Scan the lines below for the string "text" and report how many lines contain it, giving only the number.

Raw records
** Begin **
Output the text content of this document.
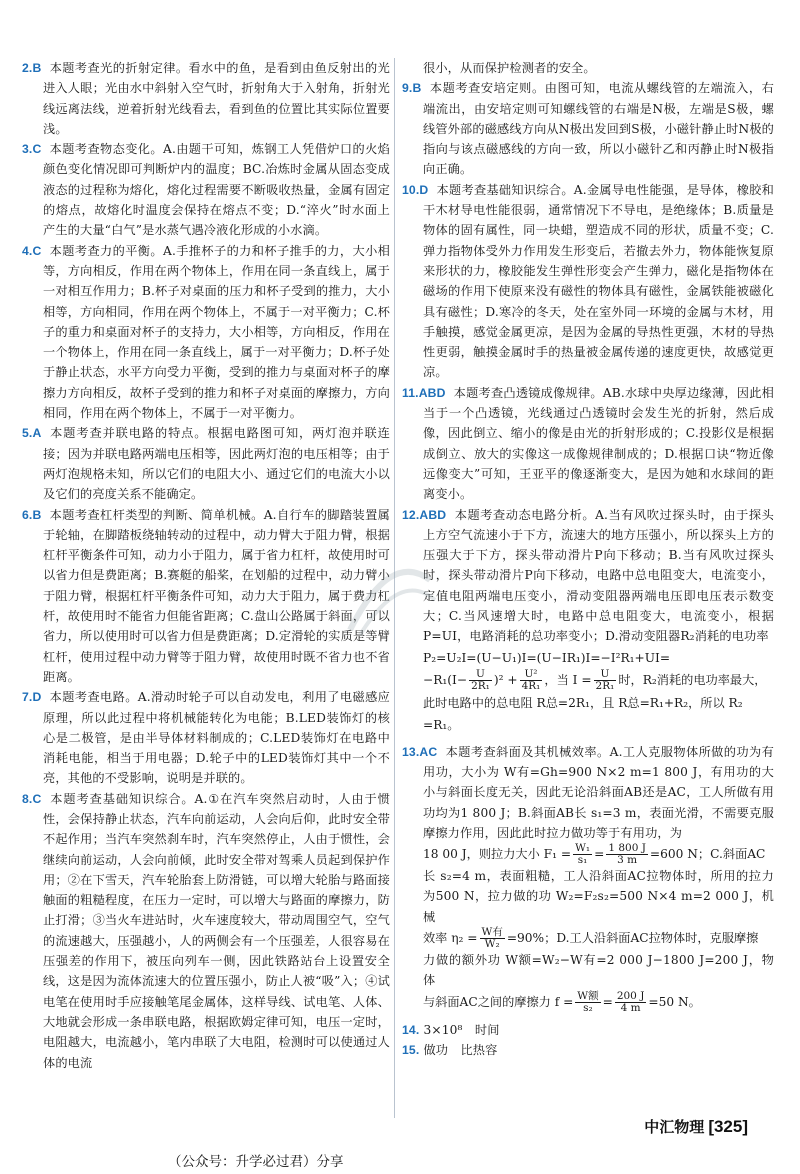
2.B 本题考查光的折射定律。看水中的鱼，是看到由鱼反射出的光进入人眼；光由水中斜射入空气时，折射角大于入射角，折射光线远离法线，逆着折射光线看去，看到鱼的位置比其实际位置要浅。

3.C 本题考查物态变化。A.由题干可知，炼钢工人凭借炉口的火焰颜色变化情况即可判断炉内的温度；BC.冶炼时金属从固态变成液态的过程称为熔化，熔化过程需要不断吸收热量，金属有固定的熔点，故熔化时温度会保持在熔点不变；D.“淬火”时水面上产生的大量“白气”是水蒸气遇冷液化形成的小水滴。

4.C 本题考查力的平衡。A.手推杯子的力和杯子推手的力，大小相等，方向相反，作用在两个物体上，作用在同一条直线上，属于一对相互作用力；B.杯子对桌面的压力和杯子受到的推力，大小相等，方向相同，作用在两个物体上，不属于一对平衡力；C.杯子的重力和桌面对杯子的支持力，大小相等，方向相反，作用在一个物体上，作用在同一条直线上，属于一对平衡力；D.杯子处于静止状态，水平方向受力平衡，受到的推力与桌面对杯子的摩擦力方向相反，故杯子受到的推力和杯子对桌面的摩擦力，方向相同，作用在两个物体上，不属于一对平衡力。

5.A 本题考查并联电路的特点。根据电路图可知，两灯泡并联连接；因为并联电路两端电压相等，因此两灯泡的电压相等；由于两灯泡规格未知，所以它们的电阻大小、通过它们的电流大小以及它们的亮度关系不能确定。

6.B 本题考查杠杆类型的判断、简单机械。A.自行车的脚踏装置属于轮轴，在脚踏板绕轴转动的过程中，动力臂大于阻力臂，根据杠杆平衡条件可知，动力小于阻力，属于省力杠杆，故使用时可以省力但是费距离；B.赛艇的船桨，在划船的过程中，动力臂小于阻力臂，根据杠杆平衡条件可知，动力大于阻力，属于费力杠杆，故使用时不能省力但能省距离；C.盘山公路属于斜面，可以省力，所以使用时可以省力但是费距离；D.定滑轮的实质是等臂杠杆，使用过程中动力臂等于阻力臂，故使用时既不省力也不省距离。

7.D 本题考查电路。A.滑动时轮子可以自动发电，利用了电磁感应原理，所以此过程中将机械能转化为电能；B.LED装饰灯的核心是二极管，是由半导体材料制成的；C.LED装饰灯在电路中消耗电能，相当于用电器；D.轮子中的LED装饰灯其中一个不亮，其他的不受影响，说明是并联的。

8.C 本题考查基础知识综合。A.①在汽车突然启动时，人由于惯性，会保持静止状态，汽车向前运动，人会向后仰，此时安全带不起作用；当汽车突然刹车时，汽车突然停止，人由于惯性，会继续向前运动，人会向前倾，此时安全带对驾乘人员起到保护作用；②在下雪天，汽车轮胎套上防滑链，可以增大轮胎与路面接触面的粗糙程度，在压力一定时，可以增大与路面的摩擦力，防止打滑；③当火车进站时，火车速度较大，带动周围空气，空气的流速越大，压强越小，人的两侧会有一个压强差，人很容易在压强差的作用下，被压向列车一侧，因此铁路站台上设置安全线，这是因为流体流速大的位置压强小，防止人被“吸”入；④试电笔在使用时手应接触笔尾金属体，这样导线、试电笔、人体、大地就会形成一条串联电路，根据欧姆定律可知，电压一定时，电阻越大，电流越小，笔内串联了大电阻，检测时可以使通过人体的电流

很小，从而保护检测者的安全。

9.B 本题考查安培定则。由图可知，电流从螺线管的左端流入，右端流出，由安培定则可知螺线管的右端是N极，左端是S极，螺线管外部的磁感线方向从N极出发回到S极，小磁针静止时N极的指向与该点磁感线的方向一致，所以小磁针乙和丙静止时N极指向正确。

10.D 本题考查基础知识综合。A.金属导电性能强，是导体，橡胶和干木材导电性能很弱，通常情况下不导电，是绝缘体；B.质量是物体的固有属性，同一块蜡，塑造成不同的形状，质量不变；C.弹力指物体受外力作用发生形变后，若撤去外力，物体能恢复原来形状的力，橡胶能发生弹性形变会产生弹力，磁化是指物体在磁场的作用下使原来没有磁性的物体具有磁性，金属铁能被磁化具有磁性；D.寒冷的冬天，处在室外同一环境的金属与木材，用手触摸，感觉金属更凉，是因为金属的导热性更强，木材的导热性更弱，触摸金属时手的热量被金属传递的速度更快，故感觉更凉。

11.ABD 本题考查凸透镜成像规律。AB.水球中央厚边缘薄，因此相当于一个凸透镜，光线通过凸透镜时会发生光的折射，然后成像，因此倒立、缩小的像是由光的折射形成的；C.投影仪是根据成倒立、放大的实像这一成像规律制成的；D.根据口诀“物近像远像变大”可知，王亚平的像逐渐变大，是因为她和水球间的距离变小。

12.ABD 本题考查动态电路分析。A.当有风吹过探头时，由于探头上方空气流速小于下方，流速大的地方压强小，所以探头上方的压强大于下方，探头带动滑片P向下移动；B.当有风吹过探头时，探头带动滑片P向下移动，电路中总电阻变大，电流变小，定值电阻两端电压变小，滑动变阻器两端电压即电压表示数变大；C.当风速增大时，电路中总电阻变大，电流变小，根据P=UI，电路消耗的总功率变小；D.滑动变阻器R₂消耗的电功率

P₂=U₂I=(U−U₁)I=(U−IR₁)I=−I²R₁+UI=

$-R_1(I- \frac{U}{\text{2R₁}} )^2 + \frac{\text{U²}}{\text{4R₁}}$ ，当 $I = \frac{U}{\text{2R₁}}$ 时，R₂消耗的电功率最大，

此时电路中的总电阻 R总=2R₁，且 R总=R₁+R₂，所以 R₂

=R₁。

13.AC 本题考查斜面及其机械效率。A.工人克服物体所做的功为有用功，大小为 W有=Gh=900 N×2 m=1 800 J，有用功的大小与斜面长度无关，因此无论沿斜面AB还是AC，工人所做有用功均为1 800 J；B.斜面AB长 s₁=3 m，表面光滑，不需要克服摩擦力作用，因此此时拉力做功等于有用功，为

18 00 J，则拉力大小 $F_1 = \frac{\text{W₁}}{\text{s₁}} = \frac{1 800 J}{3 m} =600$ N；C.斜面AC

长 s₂=4 m，表面粗糙，工人沿斜面AC拉物体时，所用的拉力为500 N，拉力做的功 W₂=F₂s₂=500 N×4 m=2 000 J，机械

效率 $\eta_2 = \frac{\text{W有}}{\text{W₂}} =90\%$；D.工人沿斜面AC拉物体时，克服摩擦

力做的额外功 W额=W₂−W有=2 000 J−1800 J=200 J，物体

与斜面AC之间的摩擦力 $f = \frac{\text{W额}}{\text{s₂}} = \frac{200 J}{4 m} =50$ N。

14. 3×10⁸　时间

15. 做功　比热容

中汇物理 [325]
（公众号：升学必过君）分享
** End **
# Response to the exercise
5